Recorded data
################

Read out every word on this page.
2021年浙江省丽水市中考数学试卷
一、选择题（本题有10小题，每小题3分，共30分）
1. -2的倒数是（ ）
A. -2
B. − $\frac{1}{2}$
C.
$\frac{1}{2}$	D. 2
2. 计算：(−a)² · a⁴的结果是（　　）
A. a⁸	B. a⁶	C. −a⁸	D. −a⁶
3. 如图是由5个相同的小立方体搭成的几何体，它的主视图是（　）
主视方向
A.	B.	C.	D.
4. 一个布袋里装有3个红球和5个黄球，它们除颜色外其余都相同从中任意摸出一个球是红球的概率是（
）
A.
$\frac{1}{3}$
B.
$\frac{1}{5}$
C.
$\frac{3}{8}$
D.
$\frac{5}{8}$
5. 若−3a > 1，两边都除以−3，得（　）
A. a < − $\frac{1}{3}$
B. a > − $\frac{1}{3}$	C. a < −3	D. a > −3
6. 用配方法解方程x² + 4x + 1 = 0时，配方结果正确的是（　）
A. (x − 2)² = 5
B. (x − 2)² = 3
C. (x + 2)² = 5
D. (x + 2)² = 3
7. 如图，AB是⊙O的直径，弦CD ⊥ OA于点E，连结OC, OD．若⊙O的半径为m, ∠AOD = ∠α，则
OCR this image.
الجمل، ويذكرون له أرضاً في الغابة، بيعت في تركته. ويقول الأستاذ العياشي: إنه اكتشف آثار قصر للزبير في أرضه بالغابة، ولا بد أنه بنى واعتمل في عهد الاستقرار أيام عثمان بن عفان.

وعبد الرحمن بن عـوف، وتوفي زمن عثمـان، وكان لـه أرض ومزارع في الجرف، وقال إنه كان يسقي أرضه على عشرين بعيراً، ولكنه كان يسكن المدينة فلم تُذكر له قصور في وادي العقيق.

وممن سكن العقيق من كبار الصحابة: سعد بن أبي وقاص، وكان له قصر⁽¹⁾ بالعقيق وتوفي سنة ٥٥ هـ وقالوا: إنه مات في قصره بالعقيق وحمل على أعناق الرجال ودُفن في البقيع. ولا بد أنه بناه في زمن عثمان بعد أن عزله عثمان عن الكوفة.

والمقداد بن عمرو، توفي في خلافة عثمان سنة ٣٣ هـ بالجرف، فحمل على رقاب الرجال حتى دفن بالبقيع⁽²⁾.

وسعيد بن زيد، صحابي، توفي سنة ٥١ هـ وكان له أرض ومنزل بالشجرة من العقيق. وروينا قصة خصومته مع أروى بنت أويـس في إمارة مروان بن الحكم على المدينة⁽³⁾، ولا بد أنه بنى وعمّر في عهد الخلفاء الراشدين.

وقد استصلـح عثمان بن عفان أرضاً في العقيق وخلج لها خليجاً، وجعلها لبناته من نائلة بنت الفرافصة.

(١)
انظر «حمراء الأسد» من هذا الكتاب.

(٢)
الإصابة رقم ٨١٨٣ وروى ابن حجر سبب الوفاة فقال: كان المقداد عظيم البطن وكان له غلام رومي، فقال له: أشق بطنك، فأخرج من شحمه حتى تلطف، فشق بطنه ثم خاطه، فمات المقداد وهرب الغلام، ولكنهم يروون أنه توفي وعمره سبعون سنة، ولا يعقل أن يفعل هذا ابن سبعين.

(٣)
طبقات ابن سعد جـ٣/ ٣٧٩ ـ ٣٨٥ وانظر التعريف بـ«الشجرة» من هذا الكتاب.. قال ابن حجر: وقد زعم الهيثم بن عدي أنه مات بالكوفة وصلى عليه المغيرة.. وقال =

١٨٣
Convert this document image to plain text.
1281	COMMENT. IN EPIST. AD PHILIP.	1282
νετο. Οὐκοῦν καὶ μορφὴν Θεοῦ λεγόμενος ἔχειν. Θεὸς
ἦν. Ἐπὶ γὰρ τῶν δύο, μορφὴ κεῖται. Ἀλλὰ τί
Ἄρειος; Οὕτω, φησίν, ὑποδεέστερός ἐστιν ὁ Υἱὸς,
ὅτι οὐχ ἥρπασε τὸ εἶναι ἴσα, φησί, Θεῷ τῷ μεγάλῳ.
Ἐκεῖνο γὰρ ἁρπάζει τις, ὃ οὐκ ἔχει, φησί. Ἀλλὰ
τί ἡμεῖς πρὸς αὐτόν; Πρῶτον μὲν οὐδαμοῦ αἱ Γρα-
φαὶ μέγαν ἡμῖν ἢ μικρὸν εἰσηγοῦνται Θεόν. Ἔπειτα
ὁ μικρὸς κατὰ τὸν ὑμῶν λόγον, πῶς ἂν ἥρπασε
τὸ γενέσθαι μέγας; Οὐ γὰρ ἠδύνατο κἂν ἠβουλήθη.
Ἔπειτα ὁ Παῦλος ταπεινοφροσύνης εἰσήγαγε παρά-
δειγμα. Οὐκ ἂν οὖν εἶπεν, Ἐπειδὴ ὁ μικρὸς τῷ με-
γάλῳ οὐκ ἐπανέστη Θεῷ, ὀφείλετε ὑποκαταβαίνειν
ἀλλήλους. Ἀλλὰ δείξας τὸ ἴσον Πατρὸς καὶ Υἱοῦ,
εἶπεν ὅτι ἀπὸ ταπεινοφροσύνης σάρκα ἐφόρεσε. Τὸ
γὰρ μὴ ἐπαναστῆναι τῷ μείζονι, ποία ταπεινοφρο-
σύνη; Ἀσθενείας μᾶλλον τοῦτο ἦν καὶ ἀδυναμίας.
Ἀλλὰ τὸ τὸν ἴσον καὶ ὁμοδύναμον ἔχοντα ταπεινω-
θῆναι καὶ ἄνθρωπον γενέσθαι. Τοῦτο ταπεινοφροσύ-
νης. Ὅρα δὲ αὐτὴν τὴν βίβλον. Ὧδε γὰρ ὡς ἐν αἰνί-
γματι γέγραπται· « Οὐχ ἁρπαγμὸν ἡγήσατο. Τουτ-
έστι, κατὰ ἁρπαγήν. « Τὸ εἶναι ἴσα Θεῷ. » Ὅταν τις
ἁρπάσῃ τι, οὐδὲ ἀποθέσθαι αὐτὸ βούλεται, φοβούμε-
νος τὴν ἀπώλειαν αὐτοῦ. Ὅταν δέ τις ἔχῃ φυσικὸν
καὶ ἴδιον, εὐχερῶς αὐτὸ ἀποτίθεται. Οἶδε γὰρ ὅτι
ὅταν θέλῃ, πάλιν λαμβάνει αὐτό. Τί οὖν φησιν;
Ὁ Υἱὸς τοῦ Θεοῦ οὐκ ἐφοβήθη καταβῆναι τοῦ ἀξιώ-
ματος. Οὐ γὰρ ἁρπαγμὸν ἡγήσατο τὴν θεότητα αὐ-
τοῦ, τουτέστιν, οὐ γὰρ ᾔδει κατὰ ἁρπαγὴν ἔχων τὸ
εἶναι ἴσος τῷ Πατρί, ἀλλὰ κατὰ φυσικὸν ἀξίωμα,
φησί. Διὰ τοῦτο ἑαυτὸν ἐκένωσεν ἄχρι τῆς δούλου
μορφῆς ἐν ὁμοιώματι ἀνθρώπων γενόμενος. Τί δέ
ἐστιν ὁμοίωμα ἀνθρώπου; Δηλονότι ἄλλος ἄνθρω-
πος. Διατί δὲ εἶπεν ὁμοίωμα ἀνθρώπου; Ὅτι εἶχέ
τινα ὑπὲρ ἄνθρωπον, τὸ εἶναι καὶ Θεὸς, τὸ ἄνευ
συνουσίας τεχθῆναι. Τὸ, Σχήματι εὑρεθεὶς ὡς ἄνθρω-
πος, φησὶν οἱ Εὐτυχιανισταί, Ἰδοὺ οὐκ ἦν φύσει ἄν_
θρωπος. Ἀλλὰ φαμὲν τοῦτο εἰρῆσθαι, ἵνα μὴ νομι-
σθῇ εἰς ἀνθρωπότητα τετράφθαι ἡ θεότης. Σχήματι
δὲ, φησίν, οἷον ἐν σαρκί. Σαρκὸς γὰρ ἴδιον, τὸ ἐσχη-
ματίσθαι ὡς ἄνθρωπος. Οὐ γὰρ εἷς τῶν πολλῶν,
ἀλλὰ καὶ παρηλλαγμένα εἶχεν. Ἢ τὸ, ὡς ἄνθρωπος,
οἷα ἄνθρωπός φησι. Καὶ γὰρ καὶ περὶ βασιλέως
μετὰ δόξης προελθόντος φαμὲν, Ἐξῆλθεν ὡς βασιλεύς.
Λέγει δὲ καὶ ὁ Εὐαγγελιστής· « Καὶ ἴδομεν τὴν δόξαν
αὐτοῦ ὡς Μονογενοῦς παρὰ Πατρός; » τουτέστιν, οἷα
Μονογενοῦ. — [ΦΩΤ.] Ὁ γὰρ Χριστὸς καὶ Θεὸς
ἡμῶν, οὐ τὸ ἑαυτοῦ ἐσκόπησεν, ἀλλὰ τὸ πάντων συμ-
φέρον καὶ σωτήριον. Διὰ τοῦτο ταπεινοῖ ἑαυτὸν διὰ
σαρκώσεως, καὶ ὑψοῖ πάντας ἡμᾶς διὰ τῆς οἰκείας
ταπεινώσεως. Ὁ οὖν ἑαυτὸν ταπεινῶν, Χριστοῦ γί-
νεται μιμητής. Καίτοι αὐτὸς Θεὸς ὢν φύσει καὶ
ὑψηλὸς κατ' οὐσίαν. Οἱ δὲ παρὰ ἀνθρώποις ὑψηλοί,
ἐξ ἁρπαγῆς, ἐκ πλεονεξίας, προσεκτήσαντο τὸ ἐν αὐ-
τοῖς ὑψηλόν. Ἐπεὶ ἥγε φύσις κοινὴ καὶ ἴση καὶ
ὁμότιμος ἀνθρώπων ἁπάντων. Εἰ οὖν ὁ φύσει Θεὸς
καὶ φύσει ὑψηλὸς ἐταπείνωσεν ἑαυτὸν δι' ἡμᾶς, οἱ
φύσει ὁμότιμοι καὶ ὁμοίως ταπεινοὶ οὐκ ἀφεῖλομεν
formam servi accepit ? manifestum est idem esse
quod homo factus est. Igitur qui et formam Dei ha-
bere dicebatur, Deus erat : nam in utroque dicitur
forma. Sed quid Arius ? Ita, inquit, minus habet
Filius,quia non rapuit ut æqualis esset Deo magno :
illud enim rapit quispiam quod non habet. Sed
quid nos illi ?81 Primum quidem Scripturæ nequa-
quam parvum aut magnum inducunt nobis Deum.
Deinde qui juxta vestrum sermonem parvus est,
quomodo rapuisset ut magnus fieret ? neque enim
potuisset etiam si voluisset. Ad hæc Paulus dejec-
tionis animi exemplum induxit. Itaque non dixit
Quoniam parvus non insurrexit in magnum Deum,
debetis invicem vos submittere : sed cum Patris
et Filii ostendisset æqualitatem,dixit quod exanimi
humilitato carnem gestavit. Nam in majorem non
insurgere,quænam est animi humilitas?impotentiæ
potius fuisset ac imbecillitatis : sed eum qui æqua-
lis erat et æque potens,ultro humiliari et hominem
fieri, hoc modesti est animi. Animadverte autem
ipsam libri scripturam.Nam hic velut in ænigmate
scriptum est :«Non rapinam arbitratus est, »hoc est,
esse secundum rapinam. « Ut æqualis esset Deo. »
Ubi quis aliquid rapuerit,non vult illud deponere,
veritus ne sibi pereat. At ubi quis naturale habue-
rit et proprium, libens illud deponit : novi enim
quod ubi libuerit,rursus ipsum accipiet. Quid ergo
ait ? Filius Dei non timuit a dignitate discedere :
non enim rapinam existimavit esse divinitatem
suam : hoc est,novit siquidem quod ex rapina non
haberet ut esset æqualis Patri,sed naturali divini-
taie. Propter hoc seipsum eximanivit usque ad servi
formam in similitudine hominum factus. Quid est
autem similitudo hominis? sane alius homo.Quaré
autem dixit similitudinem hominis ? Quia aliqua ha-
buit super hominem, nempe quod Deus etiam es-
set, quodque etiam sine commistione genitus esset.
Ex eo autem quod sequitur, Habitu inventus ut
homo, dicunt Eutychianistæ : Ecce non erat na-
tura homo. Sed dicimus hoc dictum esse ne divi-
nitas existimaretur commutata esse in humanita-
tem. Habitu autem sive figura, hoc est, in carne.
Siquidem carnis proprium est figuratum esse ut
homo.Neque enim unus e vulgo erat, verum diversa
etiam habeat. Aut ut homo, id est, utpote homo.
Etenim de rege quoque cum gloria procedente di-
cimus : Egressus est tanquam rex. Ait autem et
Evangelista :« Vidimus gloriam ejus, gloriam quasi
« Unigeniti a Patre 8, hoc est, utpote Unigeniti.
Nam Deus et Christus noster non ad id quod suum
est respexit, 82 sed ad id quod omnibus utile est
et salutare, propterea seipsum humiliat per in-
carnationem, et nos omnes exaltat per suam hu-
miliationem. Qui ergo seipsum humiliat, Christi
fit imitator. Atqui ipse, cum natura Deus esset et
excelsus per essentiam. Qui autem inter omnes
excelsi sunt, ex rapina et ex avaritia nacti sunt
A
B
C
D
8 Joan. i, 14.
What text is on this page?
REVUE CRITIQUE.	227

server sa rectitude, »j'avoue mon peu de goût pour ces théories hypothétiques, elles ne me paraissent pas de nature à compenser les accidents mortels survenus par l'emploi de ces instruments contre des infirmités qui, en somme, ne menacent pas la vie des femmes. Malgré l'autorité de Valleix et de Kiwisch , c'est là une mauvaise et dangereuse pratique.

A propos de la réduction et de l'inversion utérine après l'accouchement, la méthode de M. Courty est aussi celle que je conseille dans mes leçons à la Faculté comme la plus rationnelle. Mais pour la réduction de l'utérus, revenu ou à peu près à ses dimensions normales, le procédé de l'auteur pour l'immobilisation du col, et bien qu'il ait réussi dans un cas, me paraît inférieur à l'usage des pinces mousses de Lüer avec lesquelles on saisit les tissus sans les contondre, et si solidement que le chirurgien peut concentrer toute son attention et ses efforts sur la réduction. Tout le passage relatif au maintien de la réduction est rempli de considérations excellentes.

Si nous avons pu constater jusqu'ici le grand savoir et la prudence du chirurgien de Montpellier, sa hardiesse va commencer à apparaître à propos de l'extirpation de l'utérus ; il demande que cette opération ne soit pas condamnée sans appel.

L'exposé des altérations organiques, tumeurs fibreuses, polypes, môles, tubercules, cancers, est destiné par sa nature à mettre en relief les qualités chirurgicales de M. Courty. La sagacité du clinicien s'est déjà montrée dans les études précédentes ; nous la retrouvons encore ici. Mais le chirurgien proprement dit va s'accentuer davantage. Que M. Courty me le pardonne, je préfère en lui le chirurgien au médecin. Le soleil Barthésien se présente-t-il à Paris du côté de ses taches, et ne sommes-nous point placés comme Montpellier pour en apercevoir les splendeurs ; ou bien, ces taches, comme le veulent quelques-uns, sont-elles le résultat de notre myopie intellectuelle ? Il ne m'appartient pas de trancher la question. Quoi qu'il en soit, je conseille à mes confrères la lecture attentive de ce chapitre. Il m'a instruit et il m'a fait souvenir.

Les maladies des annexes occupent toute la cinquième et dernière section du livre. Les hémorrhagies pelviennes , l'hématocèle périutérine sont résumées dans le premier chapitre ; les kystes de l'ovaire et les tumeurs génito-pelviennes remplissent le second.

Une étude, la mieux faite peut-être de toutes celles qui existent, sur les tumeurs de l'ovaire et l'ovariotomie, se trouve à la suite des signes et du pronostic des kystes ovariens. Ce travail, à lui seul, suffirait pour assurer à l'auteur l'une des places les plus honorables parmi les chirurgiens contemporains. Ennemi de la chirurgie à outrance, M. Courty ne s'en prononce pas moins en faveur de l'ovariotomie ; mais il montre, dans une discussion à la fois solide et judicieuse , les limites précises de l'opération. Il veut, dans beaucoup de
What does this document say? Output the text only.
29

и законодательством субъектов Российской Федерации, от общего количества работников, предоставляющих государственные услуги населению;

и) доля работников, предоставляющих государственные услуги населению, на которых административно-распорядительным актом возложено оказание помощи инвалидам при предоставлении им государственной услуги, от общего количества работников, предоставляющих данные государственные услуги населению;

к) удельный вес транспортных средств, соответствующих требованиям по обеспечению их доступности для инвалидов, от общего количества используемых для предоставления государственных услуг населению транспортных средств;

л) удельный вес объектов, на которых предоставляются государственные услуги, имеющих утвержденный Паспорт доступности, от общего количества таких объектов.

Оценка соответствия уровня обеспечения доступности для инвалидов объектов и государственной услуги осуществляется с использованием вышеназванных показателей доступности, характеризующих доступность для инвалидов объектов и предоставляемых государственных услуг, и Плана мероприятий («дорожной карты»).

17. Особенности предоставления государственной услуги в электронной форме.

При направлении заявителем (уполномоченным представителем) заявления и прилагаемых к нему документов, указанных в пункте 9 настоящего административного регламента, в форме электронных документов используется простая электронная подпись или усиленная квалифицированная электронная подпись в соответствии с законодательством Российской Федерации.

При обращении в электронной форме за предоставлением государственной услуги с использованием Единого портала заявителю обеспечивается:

################

| TASK STATEMENT |
Identify and list each line with the word "erat".

| SOLVED EXERCISE |
bere dicebatur, Deus erat : nam in utroque dicitur
lis erat et æque potens,ultro humiliari et hominem
homo, dicunt Eutychianistæ : Ecce non erat na-
homo.Neque enim unus e vulgo erat, verum diversa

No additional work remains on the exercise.